====== DATA TO USE ======
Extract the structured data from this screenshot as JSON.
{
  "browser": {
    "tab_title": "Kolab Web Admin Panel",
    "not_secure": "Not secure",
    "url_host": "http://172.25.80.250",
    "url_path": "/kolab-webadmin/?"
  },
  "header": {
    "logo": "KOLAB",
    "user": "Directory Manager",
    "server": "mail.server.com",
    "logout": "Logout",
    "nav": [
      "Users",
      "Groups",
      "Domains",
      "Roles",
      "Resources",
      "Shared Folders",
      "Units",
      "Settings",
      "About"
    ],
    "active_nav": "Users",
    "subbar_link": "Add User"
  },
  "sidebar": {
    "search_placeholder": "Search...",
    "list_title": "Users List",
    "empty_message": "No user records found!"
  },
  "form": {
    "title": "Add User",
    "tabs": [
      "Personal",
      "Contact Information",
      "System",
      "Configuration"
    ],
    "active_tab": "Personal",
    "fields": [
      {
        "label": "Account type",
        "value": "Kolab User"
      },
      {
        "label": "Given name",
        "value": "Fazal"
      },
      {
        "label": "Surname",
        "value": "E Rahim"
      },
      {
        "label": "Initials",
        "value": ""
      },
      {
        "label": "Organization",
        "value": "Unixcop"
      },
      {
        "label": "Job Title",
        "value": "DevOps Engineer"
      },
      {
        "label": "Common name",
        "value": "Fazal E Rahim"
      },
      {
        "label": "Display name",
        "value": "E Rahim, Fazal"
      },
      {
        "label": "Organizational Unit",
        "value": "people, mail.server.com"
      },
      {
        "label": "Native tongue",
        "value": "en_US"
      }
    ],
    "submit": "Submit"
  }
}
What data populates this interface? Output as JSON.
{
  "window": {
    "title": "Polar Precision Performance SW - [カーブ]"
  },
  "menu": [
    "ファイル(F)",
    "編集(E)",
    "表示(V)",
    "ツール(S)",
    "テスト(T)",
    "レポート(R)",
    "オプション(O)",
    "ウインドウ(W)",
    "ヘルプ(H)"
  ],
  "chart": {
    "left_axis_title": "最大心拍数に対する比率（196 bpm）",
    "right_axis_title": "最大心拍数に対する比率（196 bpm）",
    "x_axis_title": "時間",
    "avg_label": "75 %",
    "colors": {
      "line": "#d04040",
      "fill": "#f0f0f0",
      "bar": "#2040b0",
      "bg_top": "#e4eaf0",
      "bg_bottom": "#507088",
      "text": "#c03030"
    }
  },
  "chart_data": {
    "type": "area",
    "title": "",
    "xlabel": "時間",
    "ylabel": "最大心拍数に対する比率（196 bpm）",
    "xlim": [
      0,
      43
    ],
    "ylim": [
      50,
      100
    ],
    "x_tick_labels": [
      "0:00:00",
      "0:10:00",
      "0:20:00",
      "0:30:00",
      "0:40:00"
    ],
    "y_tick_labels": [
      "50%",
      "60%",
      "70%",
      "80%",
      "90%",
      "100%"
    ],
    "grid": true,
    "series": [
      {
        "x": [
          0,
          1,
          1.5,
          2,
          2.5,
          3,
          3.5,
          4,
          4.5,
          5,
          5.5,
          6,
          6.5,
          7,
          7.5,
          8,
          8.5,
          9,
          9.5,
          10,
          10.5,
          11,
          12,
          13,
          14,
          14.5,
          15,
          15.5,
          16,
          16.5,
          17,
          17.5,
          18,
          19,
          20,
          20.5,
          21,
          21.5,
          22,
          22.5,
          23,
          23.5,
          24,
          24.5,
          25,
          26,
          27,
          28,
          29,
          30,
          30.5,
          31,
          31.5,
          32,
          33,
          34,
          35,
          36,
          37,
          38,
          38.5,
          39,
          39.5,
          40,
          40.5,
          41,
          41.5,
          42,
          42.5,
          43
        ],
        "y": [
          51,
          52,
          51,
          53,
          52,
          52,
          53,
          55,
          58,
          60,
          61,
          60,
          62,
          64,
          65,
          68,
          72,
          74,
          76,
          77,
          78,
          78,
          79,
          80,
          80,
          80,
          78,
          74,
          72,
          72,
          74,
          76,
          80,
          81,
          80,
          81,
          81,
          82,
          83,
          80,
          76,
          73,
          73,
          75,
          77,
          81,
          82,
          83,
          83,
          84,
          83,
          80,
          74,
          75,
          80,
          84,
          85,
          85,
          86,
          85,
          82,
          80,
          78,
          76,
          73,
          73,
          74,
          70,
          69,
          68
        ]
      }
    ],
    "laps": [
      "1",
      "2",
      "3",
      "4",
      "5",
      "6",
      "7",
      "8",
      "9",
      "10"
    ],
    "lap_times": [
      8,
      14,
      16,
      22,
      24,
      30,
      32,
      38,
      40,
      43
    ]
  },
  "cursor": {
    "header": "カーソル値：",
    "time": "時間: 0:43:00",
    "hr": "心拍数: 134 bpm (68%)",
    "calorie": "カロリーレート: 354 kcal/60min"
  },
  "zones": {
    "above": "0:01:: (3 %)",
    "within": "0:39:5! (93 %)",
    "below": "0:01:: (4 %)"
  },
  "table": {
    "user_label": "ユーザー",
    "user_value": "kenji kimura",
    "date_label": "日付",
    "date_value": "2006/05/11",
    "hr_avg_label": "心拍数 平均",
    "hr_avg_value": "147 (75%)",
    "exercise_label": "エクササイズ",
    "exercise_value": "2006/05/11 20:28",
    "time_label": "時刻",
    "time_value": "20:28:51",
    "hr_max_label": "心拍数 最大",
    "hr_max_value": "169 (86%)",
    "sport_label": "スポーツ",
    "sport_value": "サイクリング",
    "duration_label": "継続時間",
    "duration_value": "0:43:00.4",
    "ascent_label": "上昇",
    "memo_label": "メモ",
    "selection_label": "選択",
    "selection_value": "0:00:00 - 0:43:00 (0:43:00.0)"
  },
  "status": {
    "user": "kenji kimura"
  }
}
======
Reproduce every line above without error.

Extract the structured data from this screenshot as JSON.
{
  "browser": {
    "tab_title": "Kolab Web Admin Panel",
    "not_secure": "Not secure",
    "url_host": "http://172.25.80.250",
    "url_path": "/kolab-webadmin/?"
  },
  "header": {
    "logo": "KOLAB",
    "user": "Directory Manager",
    "server": "mail.server.com",
    "logout": "Logout",
    "nav": [
      "Users",
      "Groups",
      "Domains",
      "Roles",
      "Resources",
      "Shared Folders",
      "Units",
      "Settings",
      "About"
    ],
    "active_nav": "Users",
    "subbar_link": "Add User"
  },
  "sidebar": {
    "search_placeholder": "Search...",
    "list_title": "Users List",
    "empty_message": "No user records found!"
  },
  "form": {
    "title": "Add User",
    "tabs": [
      "Personal",
      "Contact Information",
      "System",
      "Configuration"
    ],
    "active_tab": "Personal",
    "fields": [
      {
        "label": "Account type",
        "value": "Kolab User"
      },
      {
        "label": "Given name",
        "value": "Fazal"
      },
      {
        "label": "Surname",
        "value": "E Rahim"
      },
      {
        "label": "Initials",
        "value": ""
      },
      {
        "label": "Organization",
        "value": "Unixcop"
      },
      {
        "label": "Job Title",
        "value": "DevOps Engineer"
      },
      {
        "label": "Common name",
        "value": "Fazal E Rahim"
      },
      {
        "label": "Display name",
        "value": "E Rahim, Fazal"
      },
      {
        "label": "Organizational Unit",
        "value": "people, mail.server.com"
      },
      {
        "label": "Native tongue",
        "value": "en_US"
      }
    ],
    "submit": "Submit"
  }
}
What data populates this interface? Output as JSON.
{
  "window": {
    "title": "Polar Precision Performance SW - [カーブ]"
  },
  "menu": [
    "ファイル(F)",
    "編集(E)",
    "表示(V)",
    "ツール(S)",
    "テスト(T)",
    "レポート(R)",
    "オプション(O)",
    "ウインドウ(W)",
    "ヘルプ(H)"
  ],
  "chart": {
    "left_axis_title": "最大心拍数に対する比率（196 bpm）",
    "right_axis_title": "最大心拍数に対する比率（196 bpm）",
    "x_axis_title": "時間",
    "avg_label": "75 %",
    "colors": {
      "line": "#d04040",
      "fill": "#f0f0f0",
      "bar": "#2040b0",
      "bg_top": "#e4eaf0",
      "bg_bottom": "#507088",
      "text": "#c03030"
    }
  },
  "chart_data": {
    "type": "area",
    "title": "",
    "xlabel": "時間",
    "ylabel": "最大心拍数に対する比率（196 bpm）",
    "xlim": [
      0,
      43
    ],
    "ylim": [
      50,
      100
    ],
    "x_tick_labels": [
      "0:00:00",
      "0:10:00",
      "0:20:00",
      "0:30:00",
      "0:40:00"
    ],
    "y_tick_labels": [
      "50%",
      "60%",
      "70%",
      "80%",
      "90%",
      "100%"
    ],
    "grid": true,
    "series": [
      {
        "x": [
          0,
          1,
          1.5,
          2,
          2.5,
          3,
          3.5,
          4,
          4.5,
          5,
          5.5,
          6,
          6.5,
          7,
          7.5,
          8,
          8.5,
          9,
          9.5,
          10,
          10.5,
          11,
          12,
          13,
          14,
          14.5,
          15,
          15.5,
          16,
          16.5,
          17,
          17.5,
          18,
          19,
          20,
          20.5,
          21,
          21.5,
          22,
          22.5,
          23,
          23.5,
          24,
          24.5,
          25,
          26,
          27,
          28,
          29,
          30,
          30.5,
          31,
          31.5,
          32,
          33,
          34,
          35,
          36,
          37,
          38,
          38.5,
          39,
          39.5,
          40,
          40.5,
          41,
          41.5,
          42,
          42.5,
          43
        ],
        "y": [
          51,
          52,
          51,
          53,
          52,
          52,
          53,
          55,
          58,
          60,
          61,
          60,
          62,
          64,
          65,
          68,
          72,
          74,
          76,
          77,
          78,
          78,
          79,
          80,
          80,
          80,
          78,
          74,
          72,
          72,
          74,
          76,
          80,
          81,
          80,
          81,
          81,
          82,
          83,
          80,
          76,
          73,
          73,
          75,
          77,
          81,
          82,
          83,
          83,
          84,
          83,
          80,
          74,
          75,
          80,
          84,
          85,
          85,
          86,
          85,
          82,
          80,
          78,
          76,
          73,
          73,
          74,
          70,
          69,
          68
        ]
      }
    ],
    "laps": [
      "1",
      "2",
      "3",
      "4",
      "5",
      "6",
      "7",
      "8",
      "9",
      "10"
    ],
    "lap_times": [
      8,
      14,
      16,
      22,
      24,
      30,
      32,
      38,
      40,
      43
    ]
  },
  "cursor": {
    "header": "カーソル値：",
    "time": "時間: 0:43:00",
    "hr": "心拍数: 134 bpm (68%)",
    "calorie": "カロリーレート: 354 kcal/60min"
  },
  "zones": {
    "above": "0:01:: (3 %)",
    "within": "0:39:5! (93 %)",
    "below": "0:01:: (4 %)"
  },
  "table": {
    "user_label": "ユーザー",
    "user_value": "kenji kimura",
    "date_label": "日付",
    "date_value": "2006/05/11",
    "hr_avg_label": "心拍数 平均",
    "hr_avg_value": "147 (75%)",
    "exercise_label": "エクササイズ",
    "exercise_value": "2006/05/11 20:28",
    "time_label": "時刻",
    "time_value": "20:28:51",
    "hr_max_label": "心拍数 最大",
    "hr_max_value": "169 (86%)",
    "sport_label": "スポーツ",
    "sport_value": "サイクリング",
    "duration_label": "継続時間",
    "duration_value": "0:43:00.4",
    "ascent_label": "上昇",
    "memo_label": "メモ",
    "selection_label": "選択",
    "selection_value": "0:00:00 - 0:43:00 (0:43:00.0)"
  },
  "status": {
    "user": "kenji kimura"
  }
}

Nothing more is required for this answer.